## Exercise prompt:
Transcribe every line exactly. Leave the pictures behind.
--- start Raw data ---
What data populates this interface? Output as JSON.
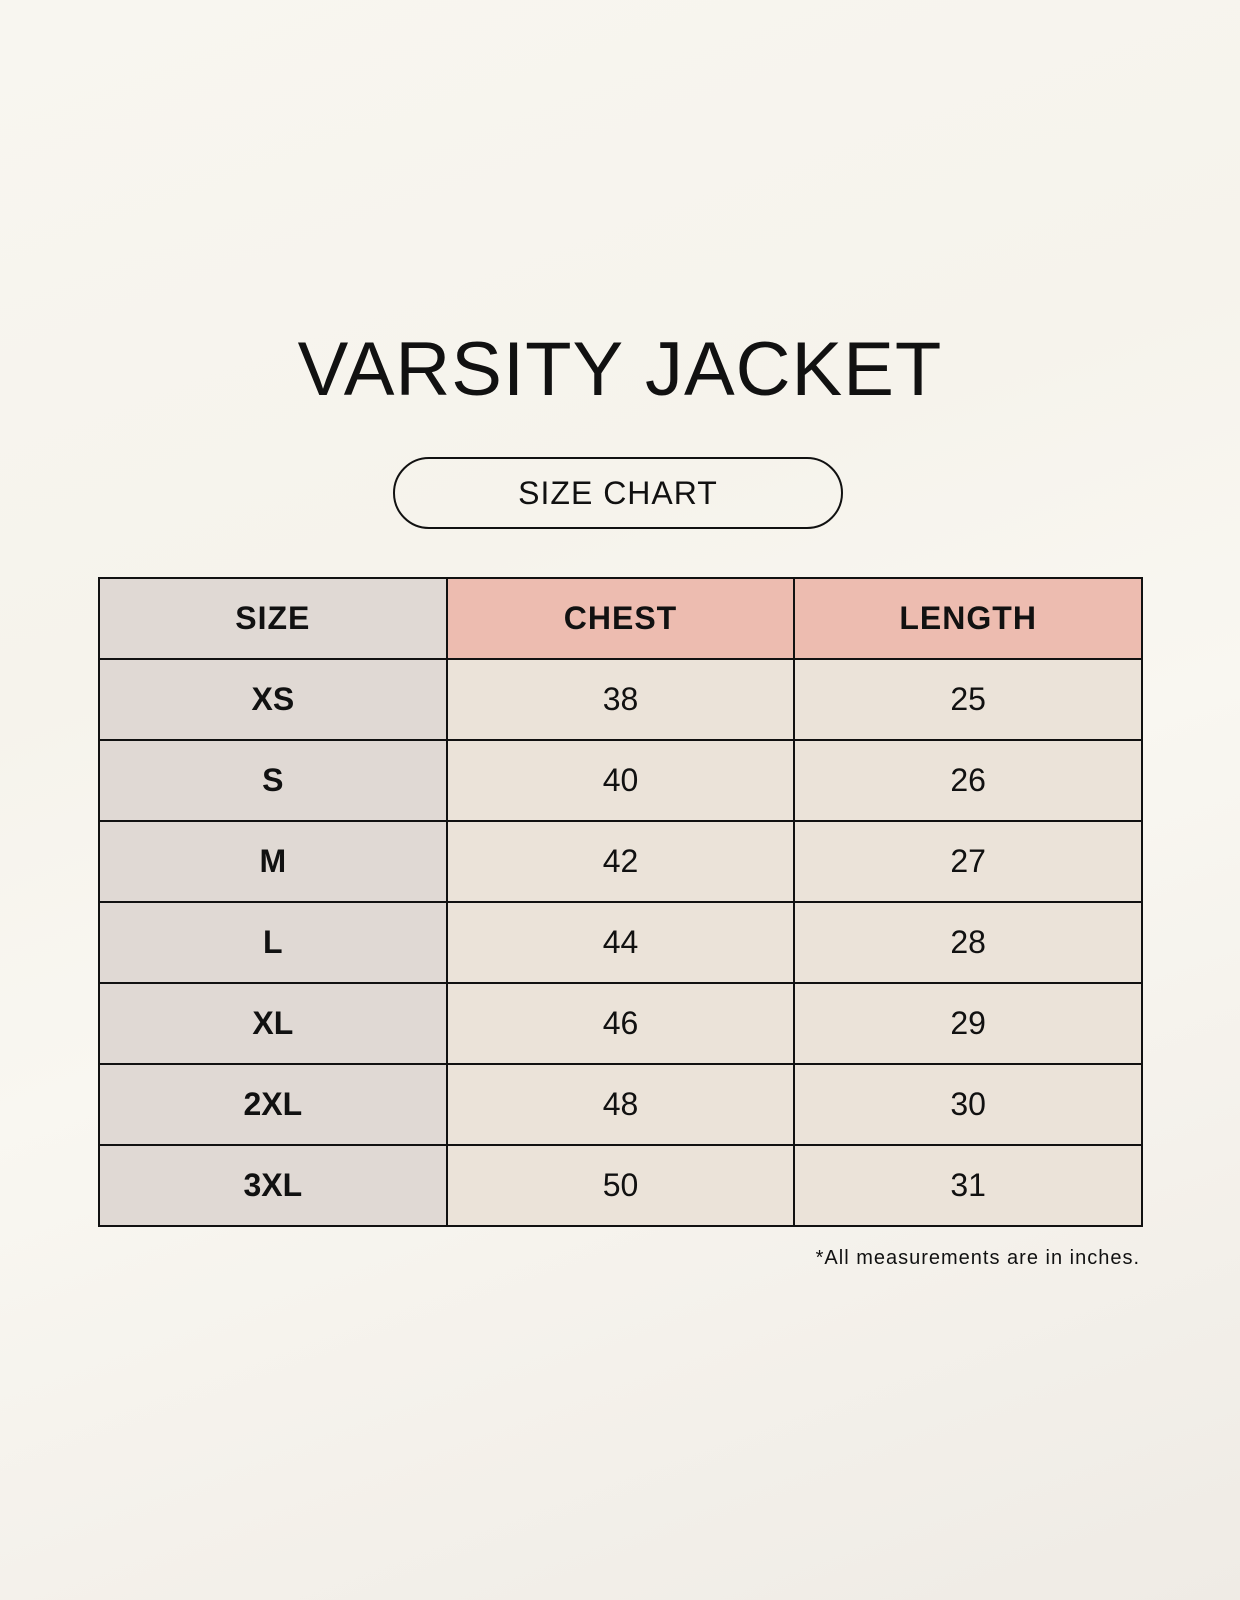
{
  "title": "VARSITY JACKET",
  "subtitle": "SIZE CHART",
  "colors": {
    "header_accent": "#edbcb0",
    "size_column": "#e0d9d4",
    "body_cells": "#ebe3d9",
    "background": "#f8f6f0"
  },
  "table": {
    "headers": [
      "SIZE",
      "CHEST",
      "LENGTH"
    ],
    "rows": [
      [
        "XS",
        "38",
        "25"
      ],
      [
        "S",
        "40",
        "26"
      ],
      [
        "M",
        "42",
        "27"
      ],
      [
        "L",
        "44",
        "28"
      ],
      [
        "XL",
        "46",
        "29"
      ],
      [
        "2XL",
        "48",
        "30"
      ],
      [
        "3XL",
        "50",
        "31"
      ]
    ]
  },
  "footnote": "*All measurements are in inches."
}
--- end Raw data ---
## Exercise solution:
What data populates this interface? Output as JSON.
{
  "title": "VARSITY JACKET",
  "subtitle": "SIZE CHART",
  "colors": {
    "header_accent": "#edbcb0",
    "size_column": "#e0d9d4",
    "body_cells": "#ebe3d9",
    "background": "#f8f6f0"
  },
  "table": {
    "headers": [
      "SIZE",
      "CHEST",
      "LENGTH"
    ],
    "rows": [
      [
        "XS",
        "38",
        "25"
      ],
      [
        "S",
        "40",
        "26"
      ],
      [
        "M",
        "42",
        "27"
      ],
      [
        "L",
        "44",
        "28"
      ],
      [
        "XL",
        "46",
        "29"
      ],
      [
        "2XL",
        "48",
        "30"
      ],
      [
        "3XL",
        "50",
        "31"
      ]
    ]
  },
  "footnote": "*All measurements are in inches."
}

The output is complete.